● **DO THIS**: Sift the material for lines containing "UNIT", and return them.

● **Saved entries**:
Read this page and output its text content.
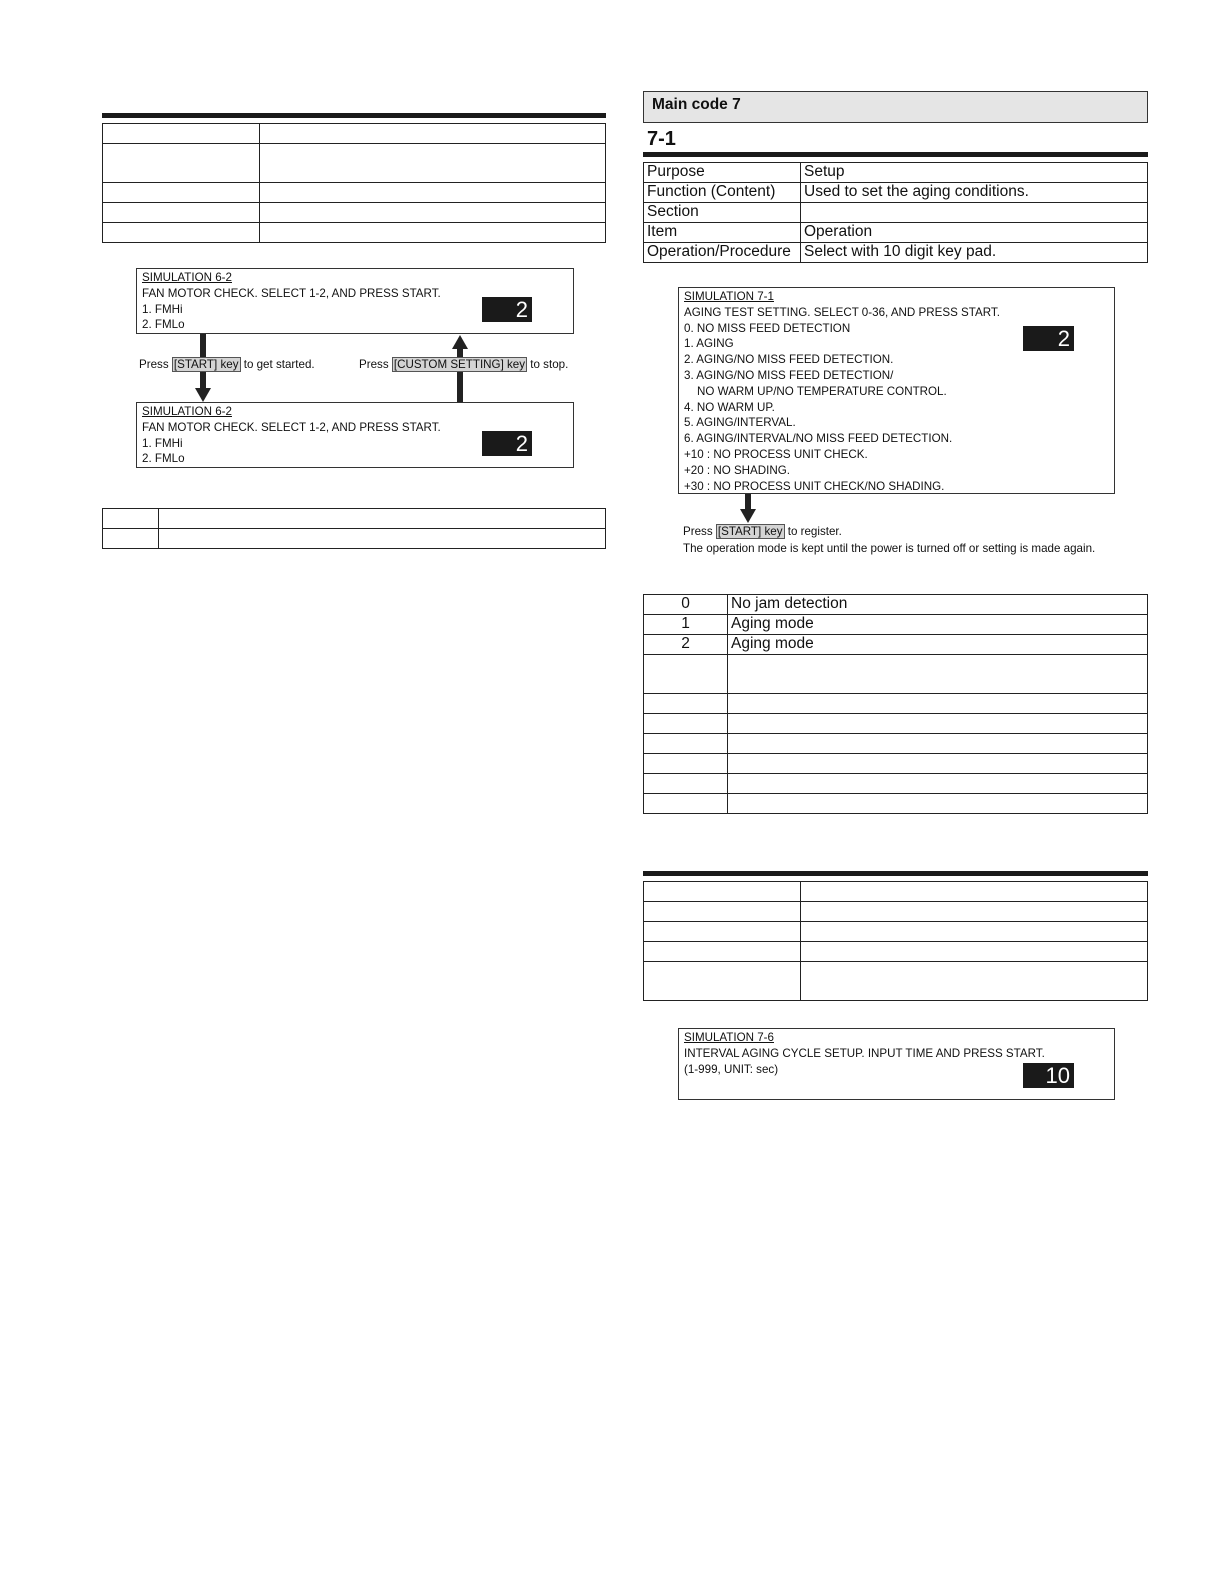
SIMULATION 6-2
FAN MOTOR CHECK. SELECT 1-2, AND PRESS START.
1. FMHi
2. FMLo
2
Press [START] key to get started.	Press [CUSTOM SETTING] key to stop.
SIMULATION 6-2
FAN MOTOR CHECK. SELECT 1-2, AND PRESS START.
1. FMHi
2. FMLo
2

Main code 7
7-1
Purpose	Setup
Function (Content)	Used to set the aging conditions.
Section	
Item	Operation
Operation/Procedure	Select with 10 digit key pad.
SIMULATION 7-1
AGING TEST SETTING. SELECT 0-36, AND PRESS START.
0. NO MISS FEED DETECTION
1. AGING
2. AGING/NO MISS FEED DETECTION.
3. AGING/NO MISS FEED DETECTION/
NO WARM UP/NO TEMPERATURE CONTROL.
4. NO WARM UP.
5. AGING/INTERVAL.
6. AGING/INTERVAL/NO MISS FEED DETECTION.
+10 : NO PROCESS UNIT CHECK.
+20 : NO SHADING.
+30 : NO PROCESS UNIT CHECK/NO SHADING.
2
Press [START] key to register.
The operation mode is kept until the power is turned off or setting is made again.
0	No jam detection
1	Aging mode
2	Aging mode

SIMULATION 7-6
INTERVAL AGING CYCLE SETUP. INPUT TIME AND PRESS START.
(1-999, UNIT: sec)	10
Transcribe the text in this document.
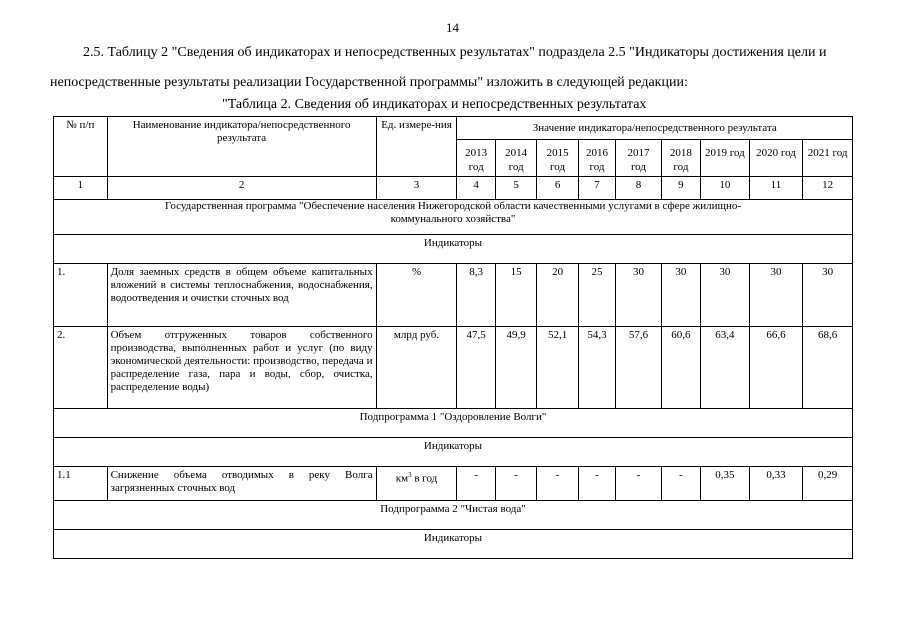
14
2.5. Таблицу 2 "Сведения об индикаторах и непосредственных результатах" подраздела 2.5 "Индикаторы достижения цели и непосредственные результаты реализации Государственной программы" изложить в следующей редакции:
"Таблица 2. Сведения об индикаторах и непосредственных результатах
№ п/п	Наименование индикатора/непосредственного результата	Ед. измере-ния	Значение индикатора/непосредственного результата								
			2013 год	2014 год	2015 год	2016 год	2017 год	2018 год	2019 год	2020 год	2021 год
1	2	3	4	5	6	7	8	9	10	11	12
Государственная программа "Обеспечение населения Нижегородской области качественными услугами в сфере жилищно-коммунального хозяйства"											
Индикаторы											
1.	Доля заемных средств в общем объеме капитальных вложений в системы теплоснабжения, водоснабжения, водоотведения и очистки сточных вод	%	8,3	15	20	25	30	30	30	30	30
2.	Объем отгруженных товаров собственного производства, выполненных работ и услуг (по виду экономической деятельности: производство, передача и распределение газа, пара и воды, сбор, очистка, распределение воды)	млрд руб.	47,5	49,9	52,1	54,3	57,6	60,6	63,4	66,6	68,6
Подпрограмма 1 "Оздоровление Волги"											
Индикаторы											
1.1	Снижение объема отводимых в реку Волга загрязненных сточных вод	$км^3$ в год	-	-	-	-	-	-	0,35	0,33	0,29
Подпрограмма 2 "Чистая вода"											
Индикаторы											
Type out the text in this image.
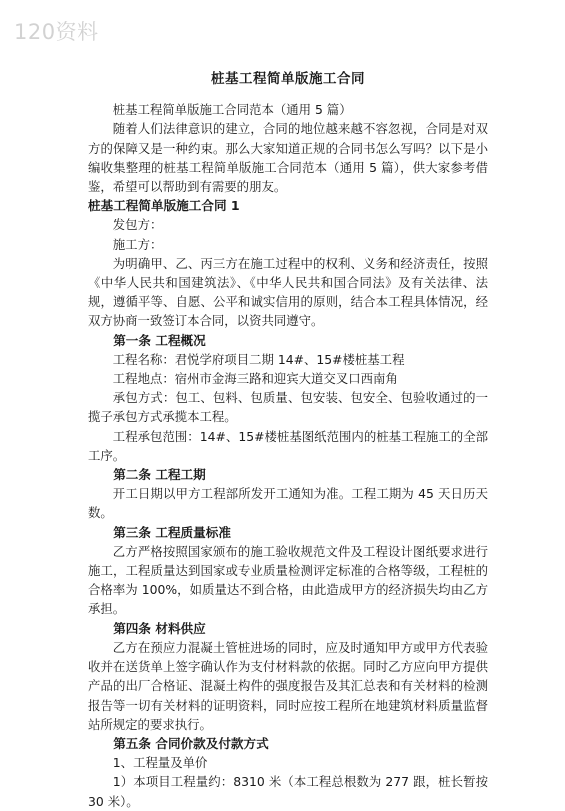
120资料
桩基工程简单版施工合同

桩基工程简单版施工合同范本（通用 5 篇）

随着人们法律意识的建立，合同的地位越来越不容忽视，合同是对双方的保障又是一种约束。那么大家知道正规的合同书怎么写吗？以下是小编收集整理的桩基工程简单版施工合同范本（通用 5 篇），供大家参考借鉴，希望可以帮助到有需要的朋友。

桩基工程简单版施工合同 1

发包方：

施工方：

为明确甲、乙、丙三方在施工过程中的权利、义务和经济责任，按照《中华人民共和国建筑法》、《中华人民共和国合同法》及有关法律、法规，遵循平等、自愿、公平和诚实信用的原则，结合本工程具体情况，经双方协商一致签订本合同，以资共同遵守。

第一条 工程概况

工程名称：君悦学府项目二期 14#、15#楼桩基工程

工程地点：宿州市金海三路和迎宾大道交叉口西南角

承包方式：包工、包料、包质量、包安装、包安全、包验收通过的一揽子承包方式承揽本工程。

工程承包范围：14#、15#楼桩基图纸范围内的桩基工程施工的全部工序。

第二条 工程工期

开工日期以甲方工程部所发开工通知为准。工程工期为 45 天日历天数。

第三条 工程质量标准

乙方严格按照国家颁布的施工验收规范文件及工程设计图纸要求进行施工，工程质量达到国家或专业质量检测评定标准的合格等级，工程桩的合格率为 100%，如质量达不到合格，由此造成甲方的经济损失均由乙方承担。

第四条 材料供应

乙方在预应力混凝土管桩进场的同时，应及时通知甲方或甲方代表验收并在送货单上签字确认作为支付材料款的依据。同时乙方应向甲方提供产品的出厂合格证、混凝土构件的强度报告及其汇总表和有关材料的检测报告等一切有关材料的证明资料，同时应按工程所在地建筑材料质量监督站所规定的要求执行。

第五条 合同价款及付款方式

1、工程量及单价

1）本项目工程量约：8310 米（本工程总根数为 277 跟，桩长暂按 30 米）。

● **RESPONSE TO THIS TASK**:
+10 : NO PROCESS UNIT CHECK.
+30 : NO PROCESS UNIT CHECK/NO SHADING.
(1-999, UNIT: sec)	10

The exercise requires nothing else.